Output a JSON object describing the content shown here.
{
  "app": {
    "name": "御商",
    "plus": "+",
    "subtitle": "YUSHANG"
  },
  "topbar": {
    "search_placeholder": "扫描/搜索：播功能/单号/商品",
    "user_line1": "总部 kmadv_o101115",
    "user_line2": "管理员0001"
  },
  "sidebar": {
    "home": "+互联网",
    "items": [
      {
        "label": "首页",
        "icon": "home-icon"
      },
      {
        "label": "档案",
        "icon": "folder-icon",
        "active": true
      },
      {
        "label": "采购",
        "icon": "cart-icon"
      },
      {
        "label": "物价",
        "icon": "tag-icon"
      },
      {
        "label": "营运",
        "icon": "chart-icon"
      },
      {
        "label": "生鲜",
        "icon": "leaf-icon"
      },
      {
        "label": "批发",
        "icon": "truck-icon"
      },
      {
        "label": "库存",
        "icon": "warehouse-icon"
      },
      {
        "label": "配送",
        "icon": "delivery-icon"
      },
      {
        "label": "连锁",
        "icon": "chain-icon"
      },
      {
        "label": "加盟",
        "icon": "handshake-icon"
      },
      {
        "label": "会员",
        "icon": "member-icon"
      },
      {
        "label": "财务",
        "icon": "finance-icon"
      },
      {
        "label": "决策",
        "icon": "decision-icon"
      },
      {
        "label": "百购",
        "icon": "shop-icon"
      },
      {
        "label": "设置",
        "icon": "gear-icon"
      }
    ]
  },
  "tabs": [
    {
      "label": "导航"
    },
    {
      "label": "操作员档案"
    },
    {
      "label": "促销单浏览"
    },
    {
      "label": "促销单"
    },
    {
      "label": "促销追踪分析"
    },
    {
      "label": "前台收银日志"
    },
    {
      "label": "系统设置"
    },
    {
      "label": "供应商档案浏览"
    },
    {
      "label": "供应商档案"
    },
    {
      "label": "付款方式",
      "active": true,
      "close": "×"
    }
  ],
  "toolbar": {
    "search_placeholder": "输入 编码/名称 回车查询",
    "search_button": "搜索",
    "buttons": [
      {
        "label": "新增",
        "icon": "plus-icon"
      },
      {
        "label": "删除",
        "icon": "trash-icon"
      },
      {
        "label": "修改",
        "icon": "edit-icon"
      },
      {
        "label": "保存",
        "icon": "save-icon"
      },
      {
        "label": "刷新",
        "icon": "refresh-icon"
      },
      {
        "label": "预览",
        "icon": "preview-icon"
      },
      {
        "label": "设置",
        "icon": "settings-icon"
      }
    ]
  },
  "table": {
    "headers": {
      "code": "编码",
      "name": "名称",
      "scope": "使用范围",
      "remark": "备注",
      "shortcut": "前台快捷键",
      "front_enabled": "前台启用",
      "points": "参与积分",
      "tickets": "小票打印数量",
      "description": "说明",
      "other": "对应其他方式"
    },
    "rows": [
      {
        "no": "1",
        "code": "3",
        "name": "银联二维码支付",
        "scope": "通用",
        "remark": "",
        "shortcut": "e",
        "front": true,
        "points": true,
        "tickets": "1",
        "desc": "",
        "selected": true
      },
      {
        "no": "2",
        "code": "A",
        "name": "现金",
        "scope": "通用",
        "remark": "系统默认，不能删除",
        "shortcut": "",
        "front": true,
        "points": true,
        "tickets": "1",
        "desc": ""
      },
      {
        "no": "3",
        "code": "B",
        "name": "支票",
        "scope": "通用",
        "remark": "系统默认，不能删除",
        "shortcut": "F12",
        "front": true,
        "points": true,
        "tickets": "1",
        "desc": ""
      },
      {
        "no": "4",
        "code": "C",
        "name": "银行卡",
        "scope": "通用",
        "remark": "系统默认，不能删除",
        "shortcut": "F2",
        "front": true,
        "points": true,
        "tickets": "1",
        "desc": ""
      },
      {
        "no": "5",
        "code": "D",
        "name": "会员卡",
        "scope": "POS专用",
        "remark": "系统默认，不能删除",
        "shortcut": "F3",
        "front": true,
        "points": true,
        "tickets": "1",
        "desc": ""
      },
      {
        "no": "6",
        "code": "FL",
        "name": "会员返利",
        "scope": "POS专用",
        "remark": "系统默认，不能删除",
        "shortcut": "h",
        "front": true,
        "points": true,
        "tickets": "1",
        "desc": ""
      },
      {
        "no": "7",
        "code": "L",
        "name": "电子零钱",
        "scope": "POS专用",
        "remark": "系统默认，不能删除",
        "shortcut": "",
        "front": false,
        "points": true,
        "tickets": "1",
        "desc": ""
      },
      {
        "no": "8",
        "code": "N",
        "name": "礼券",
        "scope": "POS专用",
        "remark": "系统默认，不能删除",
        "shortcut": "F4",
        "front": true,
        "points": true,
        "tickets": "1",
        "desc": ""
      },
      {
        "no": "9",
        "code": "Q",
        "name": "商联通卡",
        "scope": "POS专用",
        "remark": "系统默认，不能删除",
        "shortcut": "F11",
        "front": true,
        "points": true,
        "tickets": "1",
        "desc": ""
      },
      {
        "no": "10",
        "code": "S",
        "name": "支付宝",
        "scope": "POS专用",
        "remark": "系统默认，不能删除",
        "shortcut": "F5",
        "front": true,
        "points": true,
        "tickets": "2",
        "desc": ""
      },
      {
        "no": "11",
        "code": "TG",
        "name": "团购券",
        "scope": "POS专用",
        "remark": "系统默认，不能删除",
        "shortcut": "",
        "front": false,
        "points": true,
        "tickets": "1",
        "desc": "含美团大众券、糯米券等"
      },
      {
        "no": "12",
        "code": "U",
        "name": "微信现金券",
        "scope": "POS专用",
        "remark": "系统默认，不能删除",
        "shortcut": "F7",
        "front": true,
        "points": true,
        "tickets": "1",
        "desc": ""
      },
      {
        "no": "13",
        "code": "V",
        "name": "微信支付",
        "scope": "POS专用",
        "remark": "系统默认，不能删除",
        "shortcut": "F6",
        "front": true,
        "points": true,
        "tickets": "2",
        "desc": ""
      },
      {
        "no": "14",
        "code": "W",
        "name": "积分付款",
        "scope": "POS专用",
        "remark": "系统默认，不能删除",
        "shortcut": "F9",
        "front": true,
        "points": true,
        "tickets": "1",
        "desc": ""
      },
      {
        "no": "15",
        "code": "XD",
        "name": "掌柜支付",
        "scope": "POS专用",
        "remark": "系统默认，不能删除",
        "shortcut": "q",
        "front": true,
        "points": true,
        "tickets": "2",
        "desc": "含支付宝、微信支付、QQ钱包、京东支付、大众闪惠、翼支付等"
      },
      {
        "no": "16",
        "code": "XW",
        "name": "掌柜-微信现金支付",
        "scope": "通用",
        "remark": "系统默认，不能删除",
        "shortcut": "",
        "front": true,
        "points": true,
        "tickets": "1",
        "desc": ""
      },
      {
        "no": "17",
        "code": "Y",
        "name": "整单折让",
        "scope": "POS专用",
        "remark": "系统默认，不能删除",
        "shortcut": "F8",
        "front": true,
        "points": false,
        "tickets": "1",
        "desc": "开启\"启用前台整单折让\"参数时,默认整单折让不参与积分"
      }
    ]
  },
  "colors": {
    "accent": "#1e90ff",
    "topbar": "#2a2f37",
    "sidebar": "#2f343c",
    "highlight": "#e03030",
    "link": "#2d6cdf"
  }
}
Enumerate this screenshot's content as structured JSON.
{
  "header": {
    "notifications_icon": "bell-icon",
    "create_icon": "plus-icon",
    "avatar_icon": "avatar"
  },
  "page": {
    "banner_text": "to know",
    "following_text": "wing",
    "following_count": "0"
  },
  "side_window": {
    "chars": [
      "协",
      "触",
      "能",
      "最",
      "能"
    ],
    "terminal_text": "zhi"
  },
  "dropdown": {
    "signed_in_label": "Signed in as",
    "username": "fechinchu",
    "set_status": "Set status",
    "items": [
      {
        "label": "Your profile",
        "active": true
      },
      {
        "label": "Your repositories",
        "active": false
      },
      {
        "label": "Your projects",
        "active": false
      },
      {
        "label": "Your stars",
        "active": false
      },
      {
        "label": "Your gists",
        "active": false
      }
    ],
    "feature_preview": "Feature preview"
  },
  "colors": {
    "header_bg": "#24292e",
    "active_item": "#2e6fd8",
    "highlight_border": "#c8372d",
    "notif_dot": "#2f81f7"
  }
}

============================================================

_WHAT THIS TASK INVOLVES_
Examine the records and report how many lines contain the string "微信支付". Only the number should be given.

_SOLVED PROBLEM_
2